▶ _Requirement_
Reproduce the whole listing, character for character.

═════ Source records

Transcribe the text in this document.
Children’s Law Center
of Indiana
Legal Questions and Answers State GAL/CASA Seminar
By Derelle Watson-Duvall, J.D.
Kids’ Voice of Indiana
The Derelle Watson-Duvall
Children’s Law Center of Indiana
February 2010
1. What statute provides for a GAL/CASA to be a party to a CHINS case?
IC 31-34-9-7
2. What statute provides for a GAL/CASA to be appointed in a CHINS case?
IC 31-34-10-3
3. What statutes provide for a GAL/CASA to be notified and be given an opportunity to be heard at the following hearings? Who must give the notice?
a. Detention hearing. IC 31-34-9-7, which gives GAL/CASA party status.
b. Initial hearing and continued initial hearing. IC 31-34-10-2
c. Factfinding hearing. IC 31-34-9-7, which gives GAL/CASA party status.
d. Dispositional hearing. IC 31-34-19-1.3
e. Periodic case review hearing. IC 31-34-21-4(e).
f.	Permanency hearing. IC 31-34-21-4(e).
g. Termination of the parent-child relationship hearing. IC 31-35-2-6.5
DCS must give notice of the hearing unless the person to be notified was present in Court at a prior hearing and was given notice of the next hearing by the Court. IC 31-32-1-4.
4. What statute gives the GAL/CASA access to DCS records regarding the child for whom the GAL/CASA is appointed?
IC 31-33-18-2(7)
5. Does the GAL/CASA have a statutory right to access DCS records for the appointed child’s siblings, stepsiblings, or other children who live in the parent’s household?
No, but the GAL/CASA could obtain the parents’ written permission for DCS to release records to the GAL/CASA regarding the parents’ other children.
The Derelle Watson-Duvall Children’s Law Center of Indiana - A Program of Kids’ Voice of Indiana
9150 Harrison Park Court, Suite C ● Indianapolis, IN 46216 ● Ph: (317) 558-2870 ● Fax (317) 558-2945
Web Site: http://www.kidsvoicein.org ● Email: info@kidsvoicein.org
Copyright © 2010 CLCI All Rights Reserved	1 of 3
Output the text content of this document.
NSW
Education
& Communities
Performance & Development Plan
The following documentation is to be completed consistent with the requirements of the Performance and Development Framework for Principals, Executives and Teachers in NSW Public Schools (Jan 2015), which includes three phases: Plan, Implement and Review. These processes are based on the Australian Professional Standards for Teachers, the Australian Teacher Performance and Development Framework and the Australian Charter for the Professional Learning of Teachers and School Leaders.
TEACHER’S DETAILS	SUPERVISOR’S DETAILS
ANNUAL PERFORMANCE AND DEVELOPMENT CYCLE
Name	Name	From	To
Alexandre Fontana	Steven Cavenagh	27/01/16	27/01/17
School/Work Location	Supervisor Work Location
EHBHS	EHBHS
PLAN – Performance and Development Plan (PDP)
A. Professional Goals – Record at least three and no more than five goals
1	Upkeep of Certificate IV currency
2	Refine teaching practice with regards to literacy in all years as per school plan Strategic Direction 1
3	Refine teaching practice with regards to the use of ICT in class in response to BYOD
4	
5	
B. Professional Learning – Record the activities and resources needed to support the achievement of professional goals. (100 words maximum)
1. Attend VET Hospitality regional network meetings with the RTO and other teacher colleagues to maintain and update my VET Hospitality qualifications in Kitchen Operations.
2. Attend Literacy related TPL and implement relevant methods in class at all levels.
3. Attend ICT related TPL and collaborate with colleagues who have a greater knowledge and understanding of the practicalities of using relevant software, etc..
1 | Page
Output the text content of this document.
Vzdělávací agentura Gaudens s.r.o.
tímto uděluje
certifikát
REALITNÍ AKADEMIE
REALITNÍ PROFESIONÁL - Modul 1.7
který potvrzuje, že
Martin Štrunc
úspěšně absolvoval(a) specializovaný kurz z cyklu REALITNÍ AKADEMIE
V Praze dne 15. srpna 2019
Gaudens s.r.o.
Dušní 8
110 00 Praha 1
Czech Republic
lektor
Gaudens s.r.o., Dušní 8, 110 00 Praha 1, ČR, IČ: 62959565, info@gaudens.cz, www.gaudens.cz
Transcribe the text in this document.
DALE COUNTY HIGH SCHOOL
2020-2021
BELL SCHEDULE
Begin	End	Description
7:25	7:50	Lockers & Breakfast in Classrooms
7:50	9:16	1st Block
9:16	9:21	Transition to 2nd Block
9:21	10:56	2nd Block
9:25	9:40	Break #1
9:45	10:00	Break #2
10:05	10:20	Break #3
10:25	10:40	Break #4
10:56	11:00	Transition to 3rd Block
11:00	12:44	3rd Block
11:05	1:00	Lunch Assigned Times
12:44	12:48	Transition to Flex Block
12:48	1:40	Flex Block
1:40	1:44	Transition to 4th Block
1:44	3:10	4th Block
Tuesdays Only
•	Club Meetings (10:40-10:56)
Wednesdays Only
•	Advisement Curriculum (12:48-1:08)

══════════

▶ _Answer_
Transcribe the text in this document.
Children’s Law Center
of Indiana
Legal Questions and Answers State GAL/CASA Seminar
By Derelle Watson-Duvall, J.D.
Kids’ Voice of Indiana
The Derelle Watson-Duvall
Children’s Law Center of Indiana
February 2010
1. What statute provides for a GAL/CASA to be a party to a CHINS case?
IC 31-34-9-7
2. What statute provides for a GAL/CASA to be appointed in a CHINS case?
IC 31-34-10-3
3. What statutes provide for a GAL/CASA to be notified and be given an opportunity to be heard at the following hearings? Who must give the notice?
a. Detention hearing. IC 31-34-9-7, which gives GAL/CASA party status.
b. Initial hearing and continued initial hearing. IC 31-34-10-2
c. Factfinding hearing. IC 31-34-9-7, which gives GAL/CASA party status.
d. Dispositional hearing. IC 31-34-19-1.3
e. Periodic case review hearing. IC 31-34-21-4(e).
f.	Permanency hearing. IC 31-34-21-4(e).
g. Termination of the parent-child relationship hearing. IC 31-35-2-6.5
DCS must give notice of the hearing unless the person to be notified was present in Court at a prior hearing and was given notice of the next hearing by the Court. IC 31-32-1-4.
4. What statute gives the GAL/CASA access to DCS records regarding the child for whom the GAL/CASA is appointed?
IC 31-33-18-2(7)
5. Does the GAL/CASA have a statutory right to access DCS records for the appointed child’s siblings, stepsiblings, or other children who live in the parent’s household?
No, but the GAL/CASA could obtain the parents’ written permission for DCS to release records to the GAL/CASA regarding the parents’ other children.
The Derelle Watson-Duvall Children’s Law Center of Indiana - A Program of Kids’ Voice of Indiana
9150 Harrison Park Court, Suite C ● Indianapolis, IN 46216 ● Ph: (317) 558-2870 ● Fax (317) 558-2945
Web Site: http://www.kidsvoicein.org ● Email: info@kidsvoicein.org
Copyright © 2010 CLCI All Rights Reserved	1 of 3
Output the text content of this document.
NSW
Education
& Communities
Performance & Development Plan
The following documentation is to be completed consistent with the requirements of the Performance and Development Framework for Principals, Executives and Teachers in NSW Public Schools (Jan 2015), which includes three phases: Plan, Implement and Review. These processes are based on the Australian Professional Standards for Teachers, the Australian Teacher Performance and Development Framework and the Australian Charter for the Professional Learning of Teachers and School Leaders.
TEACHER’S DETAILS	SUPERVISOR’S DETAILS
ANNUAL PERFORMANCE AND DEVELOPMENT CYCLE
Name	Name	From	To
Alexandre Fontana	Steven Cavenagh	27/01/16	27/01/17
School/Work Location	Supervisor Work Location
EHBHS	EHBHS
PLAN – Performance and Development Plan (PDP)
A. Professional Goals – Record at least three and no more than five goals
1	Upkeep of Certificate IV currency
2	Refine teaching practice with regards to literacy in all years as per school plan Strategic Direction 1
3	Refine teaching practice with regards to the use of ICT in class in response to BYOD
4	
5	
B. Professional Learning – Record the activities and resources needed to support the achievement of professional goals. (100 words maximum)
1. Attend VET Hospitality regional network meetings with the RTO and other teacher colleagues to maintain and update my VET Hospitality qualifications in Kitchen Operations.
2. Attend Literacy related TPL and implement relevant methods in class at all levels.
3. Attend ICT related TPL and collaborate with colleagues who have a greater knowledge and understanding of the practicalities of using relevant software, etc..
1 | Page
Output the text content of this document.
Vzdělávací agentura Gaudens s.r.o.
tímto uděluje
certifikát
REALITNÍ AKADEMIE
REALITNÍ PROFESIONÁL - Modul 1.7
který potvrzuje, že
Martin Štrunc
úspěšně absolvoval(a) specializovaný kurz z cyklu REALITNÍ AKADEMIE
V Praze dne 15. srpna 2019
Gaudens s.r.o.
Dušní 8
110 00 Praha 1
Czech Republic
lektor
Gaudens s.r.o., Dušní 8, 110 00 Praha 1, ČR, IČ: 62959565, info@gaudens.cz, www.gaudens.cz
Transcribe the text in this document.
DALE COUNTY HIGH SCHOOL
2020-2021
BELL SCHEDULE
Begin	End	Description
7:25	7:50	Lockers & Breakfast in Classrooms
7:50	9:16	1st Block
9:16	9:21	Transition to 2nd Block
9:21	10:56	2nd Block
9:25	9:40	Break #1
9:45	10:00	Break #2
10:05	10:20	Break #3
10:25	10:40	Break #4
10:56	11:00	Transition to 3rd Block
11:00	12:44	3rd Block
11:05	1:00	Lunch Assigned Times
12:44	12:48	Transition to Flex Block
12:48	1:40	Flex Block
1:40	1:44	Transition to 4th Block
1:44	3:10	4th Block
Tuesdays Only
•	Club Meetings (10:40-10:56)
Wednesdays Only
•	Advisement Curriculum (12:48-1:08)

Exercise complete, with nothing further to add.